### Problem statement
Transcribe the listing in full, excluding any pictures.

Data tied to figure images
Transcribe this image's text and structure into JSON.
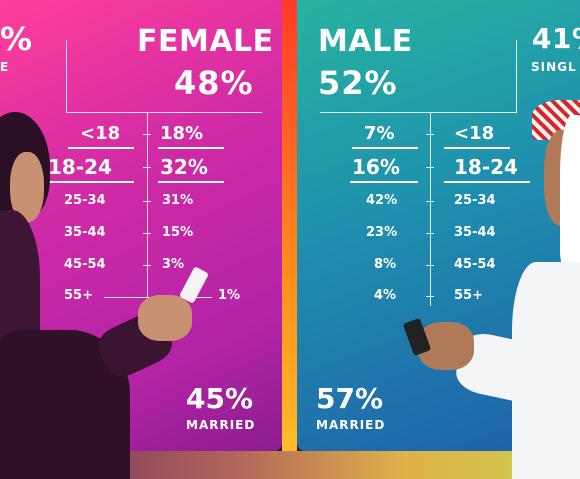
{
  "female": {
    "title": "FEMALE",
    "share": "48%",
    "single_pct_partial": "%",
    "single_label_partial": "E",
    "married_pct": "45%",
    "married_label": "MARRIED",
    "ages": [
      {
        "label": "<18",
        "value": "18%"
      },
      {
        "label": "18-24",
        "value": "32%"
      },
      {
        "label": "25-34",
        "value": "31%"
      },
      {
        "label": "35-44",
        "value": "15%"
      },
      {
        "label": "45-54",
        "value": "3%"
      },
      {
        "label": "55+",
        "value": "1%"
      }
    ]
  },
  "male": {
    "title": "MALE",
    "share": "52%",
    "single_pct": "41%",
    "single_label": "SINGL",
    "married_pct": "57%",
    "married_label": "MARRIED",
    "ages": [
      {
        "label": "<18",
        "value": "7%"
      },
      {
        "label": "18-24",
        "value": "16%"
      },
      {
        "label": "25-34",
        "value": "42%"
      },
      {
        "label": "35-44",
        "value": "23%"
      },
      {
        "label": "45-54",
        "value": "8%"
      },
      {
        "label": "55+",
        "value": "4%"
      }
    ]
  },
  "colors": {
    "female_panel": "#c82aa6",
    "male_panel": "#1f8fae",
    "divider_stripe": "#ff7a1a",
    "text": "#ffffff"
  },
  "icons": [
    "woman-with-phone",
    "man-with-phone"
  ]
}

### Answer in full
Transcribe this image's text and structure into JSON.
{
  "female": {
    "title": "FEMALE",
    "share": "48%",
    "single_pct_partial": "%",
    "single_label_partial": "E",
    "married_pct": "45%",
    "married_label": "MARRIED",
    "ages": [
      {
        "label": "<18",
        "value": "18%"
      },
      {
        "label": "18-24",
        "value": "32%"
      },
      {
        "label": "25-34",
        "value": "31%"
      },
      {
        "label": "35-44",
        "value": "15%"
      },
      {
        "label": "45-54",
        "value": "3%"
      },
      {
        "label": "55+",
        "value": "1%"
      }
    ]
  },
  "male": {
    "title": "MALE",
    "share": "52%",
    "single_pct": "41%",
    "single_label": "SINGL",
    "married_pct": "57%",
    "married_label": "MARRIED",
    "ages": [
      {
        "label": "<18",
        "value": "7%"
      },
      {
        "label": "18-24",
        "value": "16%"
      },
      {
        "label": "25-34",
        "value": "42%"
      },
      {
        "label": "35-44",
        "value": "23%"
      },
      {
        "label": "45-54",
        "value": "8%"
      },
      {
        "label": "55+",
        "value": "4%"
      }
    ]
  },
  "colors": {
    "female_panel": "#c82aa6",
    "male_panel": "#1f8fae",
    "divider_stripe": "#ff7a1a",
    "text": "#ffffff"
  },
  "icons": [
    "woman-with-phone",
    "man-with-phone"
  ]
}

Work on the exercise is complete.